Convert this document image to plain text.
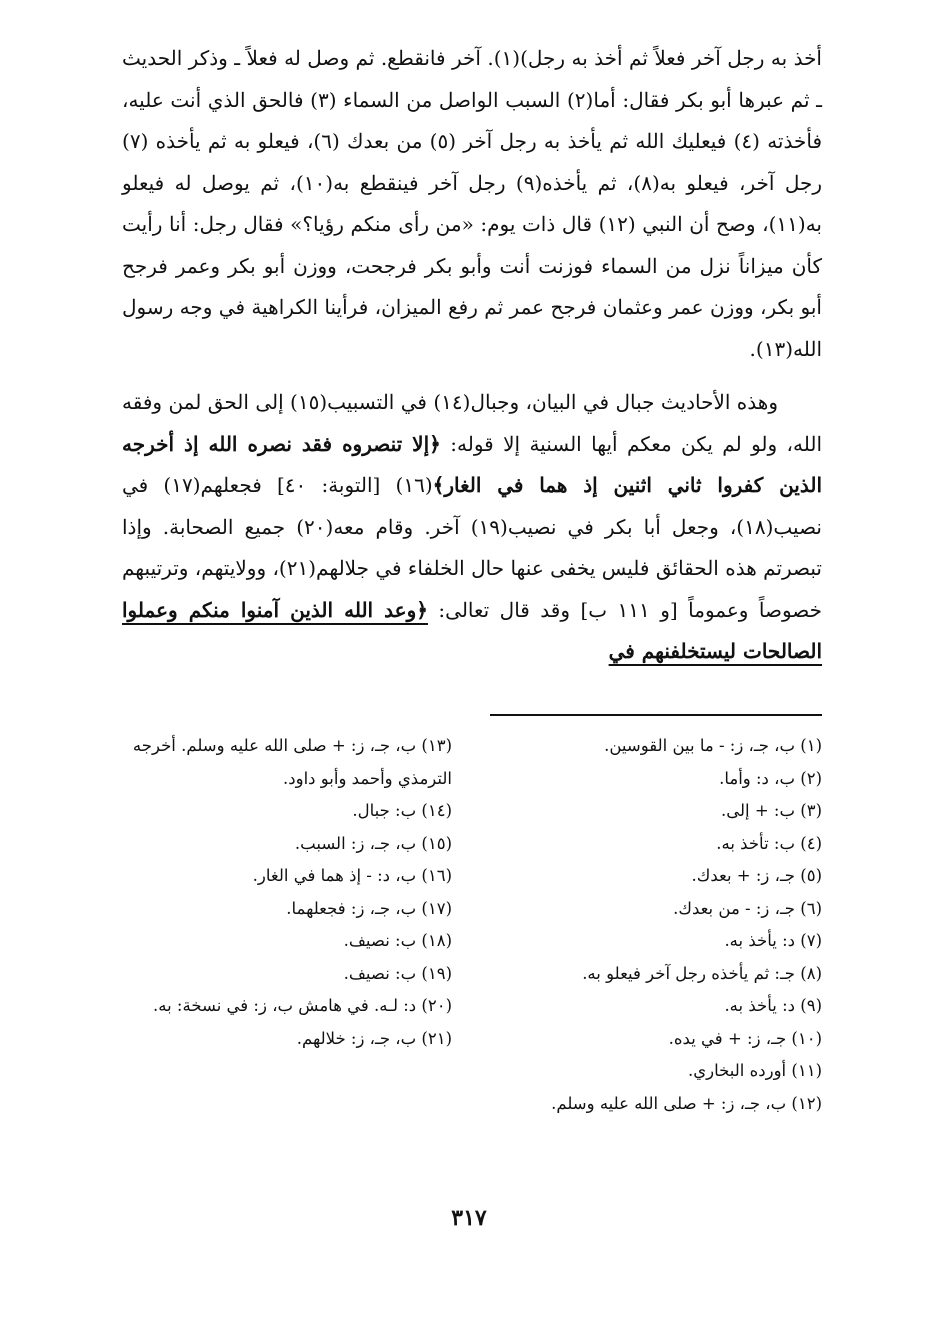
أخذ به رجل آخر فعلاً ثم أخذ به رجل)(١). آخر فانقطع. ثم وصل له فعلاً ـ وذكر الحديث ـ ثم عبرها أبو بكر فقال: أما(٢) السبب الواصل من السماء (٣) فالحق الذي أنت عليه، فأخذته (٤) فيعليك الله ثم يأخذ به رجل آخر (٥) من بعدك (٦)، فيعلو به ثم يأخذه (٧) رجل آخر، فيعلو به(٨)، ثم يأخذه(٩) رجل آخر فينقطع به(١٠)، ثم يوصل له فيعلو به(١١)، وصح أن النبي (١٢) قال ذات يوم: «من رأى منكم رؤيا؟» فقال رجل: أنا رأيت كأن ميزاناً نزل من السماء فوزنت أنت وأبو بكر فرجحت، ووزن أبو بكر وعمر فرجح أبو بكر، ووزن عمر وعثمان فرجح عمر ثم رفع الميزان، فرأينا الكراهية في وجه رسول الله(١٣).

وهذه الأحاديث جبال في البيان، وجبال(١٤) في التسبيب(١٥) إلى الحق لمن وفقه الله، ولو لم يكن معكم أيها السنية إلا قوله: ﴿إلا تنصروه فقد نصره الله إذ أخرجه الذين كفروا ثاني اثنين إذ هما في الغار﴾(١٦) [التوبة: ٤٠] فجعلهم(١٧) في نصيب(١٨)، وجعل أبا بكر في نصيب(١٩) آخر. وقام معه(٢٠) جميع الصحابة. وإذا تبصرتم هذه الحقائق فليس يخفى عنها حال الخلفاء في جلالهم(٢١)، وولايتهم، وترتيبهم خصوصاً وعموماً [و ١١١ ب] وقد قال تعالى: ﴿وعد الله الذين آمنوا منكم وعملوا الصالحات ليستخلفنهم في

(١) ب، جـ، ز: - ما بين القوسين.

(٢) ب، د: وأما.

(٣) ب: + إلى.

(٤) ب: تأخذ به.

(٥) جـ، ز: + بعدك.

(٦) جـ، ز: - من بعدك.

(٧) د: يأخذ به.

(٨) جـ: ثم يأخذه رجل آخر فيعلو به.

(٩) د: يأخذ به.

(١٠) جـ، ز: + في يده.

(١١) أورده البخاري.

(١٢) ب، جـ، ز: + صلى الله عليه وسلم.

(١٣) ب، جـ، ز: + صلى الله عليه وسلم. أخرجه الترمذي وأحمد وأبو داود.

(١٤) ب: جبال.

(١٥) ب، جـ، ز: السبب.

(١٦) ب، د: - إذ هما في الغار.

(١٧) ب، جـ، ز: فجعلهما.

(١٨) ب: نصيف.

(١٩) ب: نصيف.

(٢٠) د: لـه. في هامش ب، ز: في نسخة: به.

(٢١) ب، جـ، ز: خلالهم.

٣١٧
--*--
**Aim of the task**. Reproduce the material in full, word for word, and omit the pictures.

**Solution to this exercise**.
Convert this document image to plain text.
أخذ به رجل آخر فعلاً ثم أخذ به رجل)(١). آخر فانقطع. ثم وصل له فعلاً ـ وذكر الحديث ـ ثم عبرها أبو بكر فقال: أما(٢) السبب الواصل من السماء (٣) فالحق الذي أنت عليه، فأخذته (٤) فيعليك الله ثم يأخذ به رجل آخر (٥) من بعدك (٦)، فيعلو به ثم يأخذه (٧) رجل آخر، فيعلو به(٨)، ثم يأخذه(٩) رجل آخر فينقطع به(١٠)، ثم يوصل له فيعلو به(١١)، وصح أن النبي (١٢) قال ذات يوم: «من رأى منكم رؤيا؟» فقال رجل: أنا رأيت كأن ميزاناً نزل من السماء فوزنت أنت وأبو بكر فرجحت، ووزن أبو بكر وعمر فرجح أبو بكر، ووزن عمر وعثمان فرجح عمر ثم رفع الميزان، فرأينا الكراهية في وجه رسول الله(١٣).

وهذه الأحاديث جبال في البيان، وجبال(١٤) في التسبيب(١٥) إلى الحق لمن وفقه الله، ولو لم يكن معكم أيها السنية إلا قوله: ﴿إلا تنصروه فقد نصره الله إذ أخرجه الذين كفروا ثاني اثنين إذ هما في الغار﴾(١٦) [التوبة: ٤٠] فجعلهم(١٧) في نصيب(١٨)، وجعل أبا بكر في نصيب(١٩) آخر. وقام معه(٢٠) جميع الصحابة. وإذا تبصرتم هذه الحقائق فليس يخفى عنها حال الخلفاء في جلالهم(٢١)، وولايتهم، وترتيبهم خصوصاً وعموماً [و ١١١ ب] وقد قال تعالى: ﴿وعد الله الذين آمنوا منكم وعملوا الصالحات ليستخلفنهم في

(١) ب، جـ، ز: - ما بين القوسين.

(٢) ب، د: وأما.

(٣) ب: + إلى.

(٤) ب: تأخذ به.

(٥) جـ، ز: + بعدك.

(٦) جـ، ز: - من بعدك.

(٧) د: يأخذ به.

(٨) جـ: ثم يأخذه رجل آخر فيعلو به.

(٩) د: يأخذ به.

(١٠) جـ، ز: + في يده.

(١١) أورده البخاري.

(١٢) ب، جـ، ز: + صلى الله عليه وسلم.

(١٣) ب، جـ، ز: + صلى الله عليه وسلم. أخرجه الترمذي وأحمد وأبو داود.

(١٤) ب: جبال.

(١٥) ب، جـ، ز: السبب.

(١٦) ب، د: - إذ هما في الغار.

(١٧) ب، جـ، ز: فجعلهما.

(١٨) ب: نصيف.

(١٩) ب: نصيف.

(٢٠) د: لـه. في هامش ب، ز: في نسخة: به.

(٢١) ب، جـ، ز: خلالهم.

٣١٧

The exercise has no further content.